REQUIREMENT:
Retype all of the data. Every line must match exactly.

— Begin STORED ROWS —

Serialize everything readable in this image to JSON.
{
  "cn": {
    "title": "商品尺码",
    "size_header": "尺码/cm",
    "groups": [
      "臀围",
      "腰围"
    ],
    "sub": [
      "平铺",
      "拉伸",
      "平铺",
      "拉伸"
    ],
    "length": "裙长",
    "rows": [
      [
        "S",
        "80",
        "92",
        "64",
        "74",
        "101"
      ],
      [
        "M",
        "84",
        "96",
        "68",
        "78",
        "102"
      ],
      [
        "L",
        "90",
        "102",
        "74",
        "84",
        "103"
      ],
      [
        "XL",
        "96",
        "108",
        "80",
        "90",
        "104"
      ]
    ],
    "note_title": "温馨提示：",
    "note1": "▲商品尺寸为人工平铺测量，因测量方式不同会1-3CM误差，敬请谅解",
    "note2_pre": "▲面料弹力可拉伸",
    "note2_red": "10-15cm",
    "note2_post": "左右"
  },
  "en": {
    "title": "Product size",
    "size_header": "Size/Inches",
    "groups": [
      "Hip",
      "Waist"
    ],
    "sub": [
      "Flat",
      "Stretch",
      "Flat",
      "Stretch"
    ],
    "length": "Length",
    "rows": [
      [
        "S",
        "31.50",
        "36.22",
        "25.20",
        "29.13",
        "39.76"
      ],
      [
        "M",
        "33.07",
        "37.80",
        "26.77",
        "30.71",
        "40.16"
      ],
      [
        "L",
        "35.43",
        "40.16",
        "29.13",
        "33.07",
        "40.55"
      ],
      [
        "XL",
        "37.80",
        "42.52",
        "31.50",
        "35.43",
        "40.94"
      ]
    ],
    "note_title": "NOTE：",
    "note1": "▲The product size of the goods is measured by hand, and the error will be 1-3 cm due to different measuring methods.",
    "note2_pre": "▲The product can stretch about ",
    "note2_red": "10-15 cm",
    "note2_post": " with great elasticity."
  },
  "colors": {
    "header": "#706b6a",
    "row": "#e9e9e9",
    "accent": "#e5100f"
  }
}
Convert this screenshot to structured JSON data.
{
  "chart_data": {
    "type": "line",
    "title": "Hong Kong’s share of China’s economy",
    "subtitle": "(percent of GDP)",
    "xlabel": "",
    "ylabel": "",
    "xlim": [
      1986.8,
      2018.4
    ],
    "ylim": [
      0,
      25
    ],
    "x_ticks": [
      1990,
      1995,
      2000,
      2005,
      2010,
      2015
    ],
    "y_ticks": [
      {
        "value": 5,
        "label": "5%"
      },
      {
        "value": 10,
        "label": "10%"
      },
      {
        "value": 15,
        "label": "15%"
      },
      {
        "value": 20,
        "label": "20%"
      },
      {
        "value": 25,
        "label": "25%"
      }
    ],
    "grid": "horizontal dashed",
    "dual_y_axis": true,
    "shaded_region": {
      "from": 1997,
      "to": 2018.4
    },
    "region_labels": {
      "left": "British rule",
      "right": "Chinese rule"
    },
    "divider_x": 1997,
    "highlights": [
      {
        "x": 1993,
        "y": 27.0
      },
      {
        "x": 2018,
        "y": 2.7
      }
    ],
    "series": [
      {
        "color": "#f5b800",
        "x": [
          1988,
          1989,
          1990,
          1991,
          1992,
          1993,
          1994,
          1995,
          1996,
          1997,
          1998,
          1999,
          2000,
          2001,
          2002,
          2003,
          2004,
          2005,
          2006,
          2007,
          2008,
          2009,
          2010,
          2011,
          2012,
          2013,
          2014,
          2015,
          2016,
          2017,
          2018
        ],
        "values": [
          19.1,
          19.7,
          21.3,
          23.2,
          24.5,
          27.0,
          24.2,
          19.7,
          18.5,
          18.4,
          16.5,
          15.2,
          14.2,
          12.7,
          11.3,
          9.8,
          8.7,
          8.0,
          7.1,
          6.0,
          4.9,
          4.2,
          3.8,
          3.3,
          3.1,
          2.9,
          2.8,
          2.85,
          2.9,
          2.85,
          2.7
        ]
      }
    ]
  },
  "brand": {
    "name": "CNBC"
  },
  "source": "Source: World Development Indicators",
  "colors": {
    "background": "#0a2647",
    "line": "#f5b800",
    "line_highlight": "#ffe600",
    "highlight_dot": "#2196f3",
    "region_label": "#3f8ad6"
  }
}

— End STORED ROWS —

COMPLETE ANSWER:
Serialize everything readable in this image to JSON.
{
  "cn": {
    "title": "商品尺码",
    "size_header": "尺码/cm",
    "groups": [
      "臀围",
      "腰围"
    ],
    "sub": [
      "平铺",
      "拉伸",
      "平铺",
      "拉伸"
    ],
    "length": "裙长",
    "rows": [
      [
        "S",
        "80",
        "92",
        "64",
        "74",
        "101"
      ],
      [
        "M",
        "84",
        "96",
        "68",
        "78",
        "102"
      ],
      [
        "L",
        "90",
        "102",
        "74",
        "84",
        "103"
      ],
      [
        "XL",
        "96",
        "108",
        "80",
        "90",
        "104"
      ]
    ],
    "note_title": "温馨提示：",
    "note1": "▲商品尺寸为人工平铺测量，因测量方式不同会1-3CM误差，敬请谅解",
    "note2_pre": "▲面料弹力可拉伸",
    "note2_red": "10-15cm",
    "note2_post": "左右"
  },
  "en": {
    "title": "Product size",
    "size_header": "Size/Inches",
    "groups": [
      "Hip",
      "Waist"
    ],
    "sub": [
      "Flat",
      "Stretch",
      "Flat",
      "Stretch"
    ],
    "length": "Length",
    "rows": [
      [
        "S",
        "31.50",
        "36.22",
        "25.20",
        "29.13",
        "39.76"
      ],
      [
        "M",
        "33.07",
        "37.80",
        "26.77",
        "30.71",
        "40.16"
      ],
      [
        "L",
        "35.43",
        "40.16",
        "29.13",
        "33.07",
        "40.55"
      ],
      [
        "XL",
        "37.80",
        "42.52",
        "31.50",
        "35.43",
        "40.94"
      ]
    ],
    "note_title": "NOTE：",
    "note1": "▲The product size of the goods is measured by hand, and the error will be 1-3 cm due to different measuring methods.",
    "note2_pre": "▲The product can stretch about ",
    "note2_red": "10-15 cm",
    "note2_post": " with great elasticity."
  },
  "colors": {
    "header": "#706b6a",
    "row": "#e9e9e9",
    "accent": "#e5100f"
  }
}
Convert this screenshot to structured JSON data.
{
  "chart_data": {
    "type": "line",
    "title": "Hong Kong’s share of China’s economy",
    "subtitle": "(percent of GDP)",
    "xlabel": "",
    "ylabel": "",
    "xlim": [
      1986.8,
      2018.4
    ],
    "ylim": [
      0,
      25
    ],
    "x_ticks": [
      1990,
      1995,
      2000,
      2005,
      2010,
      2015
    ],
    "y_ticks": [
      {
        "value": 5,
        "label": "5%"
      },
      {
        "value": 10,
        "label": "10%"
      },
      {
        "value": 15,
        "label": "15%"
      },
      {
        "value": 20,
        "label": "20%"
      },
      {
        "value": 25,
        "label": "25%"
      }
    ],
    "grid": "horizontal dashed",
    "dual_y_axis": true,
    "shaded_region": {
      "from": 1997,
      "to": 2018.4
    },
    "region_labels": {
      "left": "British rule",
      "right": "Chinese rule"
    },
    "divider_x": 1997,
    "highlights": [
      {
        "x": 1993,
        "y": 27.0
      },
      {
        "x": 2018,
        "y": 2.7
      }
    ],
    "series": [
      {
        "color": "#f5b800",
        "x": [
          1988,
          1989,
          1990,
          1991,
          1992,
          1993,
          1994,
          1995,
          1996,
          1997,
          1998,
          1999,
          2000,
          2001,
          2002,
          2003,
          2004,
          2005,
          2006,
          2007,
          2008,
          2009,
          2010,
          2011,
          2012,
          2013,
          2014,
          2015,
          2016,
          2017,
          2018
        ],
        "values": [
          19.1,
          19.7,
          21.3,
          23.2,
          24.5,
          27.0,
          24.2,
          19.7,
          18.5,
          18.4,
          16.5,
          15.2,
          14.2,
          12.7,
          11.3,
          9.8,
          8.7,
          8.0,
          7.1,
          6.0,
          4.9,
          4.2,
          3.8,
          3.3,
          3.1,
          2.9,
          2.8,
          2.85,
          2.9,
          2.85,
          2.7
        ]
      }
    ]
  },
  "brand": {
    "name": "CNBC"
  },
  "source": "Source: World Development Indicators",
  "colors": {
    "background": "#0a2647",
    "line": "#f5b800",
    "line_highlight": "#ffe600",
    "highlight_dot": "#2196f3",
    "region_label": "#3f8ad6"
  }
}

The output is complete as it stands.